**EXERCISE BRIEF:**
Please give back only the lines from the one containing "- dialog-body: 用户信息" to the one containing "- browser-window: 🗎", both included, with "window-controls" swapped for "window-buttons" and everything else unchanged.

**RECORDS SUPPLIED:**
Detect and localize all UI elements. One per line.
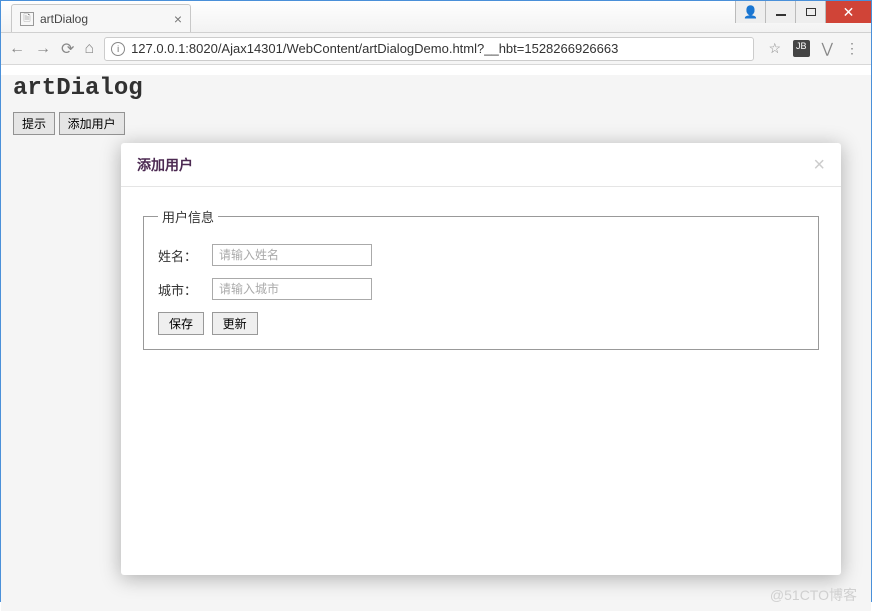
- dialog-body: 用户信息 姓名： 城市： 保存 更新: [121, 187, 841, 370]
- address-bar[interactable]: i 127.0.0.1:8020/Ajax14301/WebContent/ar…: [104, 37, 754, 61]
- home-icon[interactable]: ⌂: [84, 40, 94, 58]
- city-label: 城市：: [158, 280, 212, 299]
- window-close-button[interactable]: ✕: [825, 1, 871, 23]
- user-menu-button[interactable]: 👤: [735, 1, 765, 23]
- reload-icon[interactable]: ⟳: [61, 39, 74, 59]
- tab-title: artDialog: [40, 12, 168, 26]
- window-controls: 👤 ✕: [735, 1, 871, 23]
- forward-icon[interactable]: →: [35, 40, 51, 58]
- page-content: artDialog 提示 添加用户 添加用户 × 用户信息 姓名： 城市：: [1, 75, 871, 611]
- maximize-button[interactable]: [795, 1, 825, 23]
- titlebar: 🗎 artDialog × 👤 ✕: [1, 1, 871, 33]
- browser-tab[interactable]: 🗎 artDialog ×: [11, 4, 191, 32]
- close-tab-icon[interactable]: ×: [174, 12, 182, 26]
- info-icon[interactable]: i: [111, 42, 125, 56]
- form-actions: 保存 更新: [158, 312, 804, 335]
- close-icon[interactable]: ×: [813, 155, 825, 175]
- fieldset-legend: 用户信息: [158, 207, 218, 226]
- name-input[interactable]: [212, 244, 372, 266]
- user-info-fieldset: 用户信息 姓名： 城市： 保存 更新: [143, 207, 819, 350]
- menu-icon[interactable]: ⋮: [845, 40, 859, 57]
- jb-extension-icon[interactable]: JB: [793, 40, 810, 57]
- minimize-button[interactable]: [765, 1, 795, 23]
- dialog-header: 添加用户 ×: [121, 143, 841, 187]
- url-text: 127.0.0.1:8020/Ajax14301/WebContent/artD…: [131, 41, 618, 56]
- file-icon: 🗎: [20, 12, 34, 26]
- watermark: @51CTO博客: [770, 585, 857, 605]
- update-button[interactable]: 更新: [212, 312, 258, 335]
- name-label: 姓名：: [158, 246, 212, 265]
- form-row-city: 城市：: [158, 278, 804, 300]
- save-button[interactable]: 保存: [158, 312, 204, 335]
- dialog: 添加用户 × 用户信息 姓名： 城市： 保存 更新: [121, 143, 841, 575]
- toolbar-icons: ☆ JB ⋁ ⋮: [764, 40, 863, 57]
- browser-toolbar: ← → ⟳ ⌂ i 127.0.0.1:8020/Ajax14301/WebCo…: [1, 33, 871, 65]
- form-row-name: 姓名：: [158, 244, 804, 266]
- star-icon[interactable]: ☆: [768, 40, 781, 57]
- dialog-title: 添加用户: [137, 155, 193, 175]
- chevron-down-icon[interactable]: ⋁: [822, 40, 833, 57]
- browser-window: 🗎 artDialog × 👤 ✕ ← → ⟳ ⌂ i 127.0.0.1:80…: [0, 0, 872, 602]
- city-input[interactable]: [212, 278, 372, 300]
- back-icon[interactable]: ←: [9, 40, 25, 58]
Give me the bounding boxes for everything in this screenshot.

**FINISHED EXERCISE:**
- dialog-body: 用户信息 姓名： 城市： 保存 更新: [121, 187, 841, 370]
- address-bar[interactable]: i 127.0.0.1:8020/Ajax14301/WebContent/ar…: [104, 37, 754, 61]
- home-icon[interactable]: ⌂: [84, 40, 94, 58]
- city-label: 城市：: [158, 280, 212, 299]
- window-close-button[interactable]: ✕: [825, 1, 871, 23]
- user-menu-button[interactable]: 👤: [735, 1, 765, 23]
- reload-icon[interactable]: ⟳: [61, 39, 74, 59]
- tab-title: artDialog: [40, 12, 168, 26]
- window-buttons: 👤 ✕: [735, 1, 871, 23]
- forward-icon[interactable]: →: [35, 40, 51, 58]
- page-content: artDialog 提示 添加用户 添加用户 × 用户信息 姓名： 城市：: [1, 75, 871, 611]
- maximize-button[interactable]: [795, 1, 825, 23]
- titlebar: 🗎 artDialog × 👤 ✕: [1, 1, 871, 33]
- browser-tab[interactable]: 🗎 artDialog ×: [11, 4, 191, 32]
- close-tab-icon[interactable]: ×: [174, 12, 182, 26]
- info-icon[interactable]: i: [111, 42, 125, 56]
- form-actions: 保存 更新: [158, 312, 804, 335]
- close-icon[interactable]: ×: [813, 155, 825, 175]
- fieldset-legend: 用户信息: [158, 207, 218, 226]
- name-input[interactable]: [212, 244, 372, 266]
- user-info-fieldset: 用户信息 姓名： 城市： 保存 更新: [143, 207, 819, 350]
- menu-icon[interactable]: ⋮: [845, 40, 859, 57]
- jb-extension-icon[interactable]: JB: [793, 40, 810, 57]
- minimize-button[interactable]: [765, 1, 795, 23]
- dialog-header: 添加用户 ×: [121, 143, 841, 187]
- url-text: 127.0.0.1:8020/Ajax14301/WebContent/artD…: [131, 41, 618, 56]
- file-icon: 🗎: [20, 12, 34, 26]
- watermark: @51CTO博客: [770, 585, 857, 605]
- update-button[interactable]: 更新: [212, 312, 258, 335]
- name-label: 姓名：: [158, 246, 212, 265]
- form-row-city: 城市：: [158, 278, 804, 300]
- save-button[interactable]: 保存: [158, 312, 204, 335]
- dialog: 添加用户 × 用户信息 姓名： 城市： 保存 更新: [121, 143, 841, 575]
- toolbar-icons: ☆ JB ⋁ ⋮: [764, 40, 863, 57]
- browser-toolbar: ← → ⟳ ⌂ i 127.0.0.1:8020/Ajax14301/WebCo…: [1, 33, 871, 65]
- form-row-name: 姓名：: [158, 244, 804, 266]
- star-icon[interactable]: ☆: [768, 40, 781, 57]
- dialog-title: 添加用户: [137, 155, 193, 175]
- chevron-down-icon[interactable]: ⋁: [822, 40, 833, 57]
- browser-window: 🗎 artDialog × 👤 ✕ ← → ⟳ ⌂ i 127.0.0.1:80…: [0, 0, 872, 602]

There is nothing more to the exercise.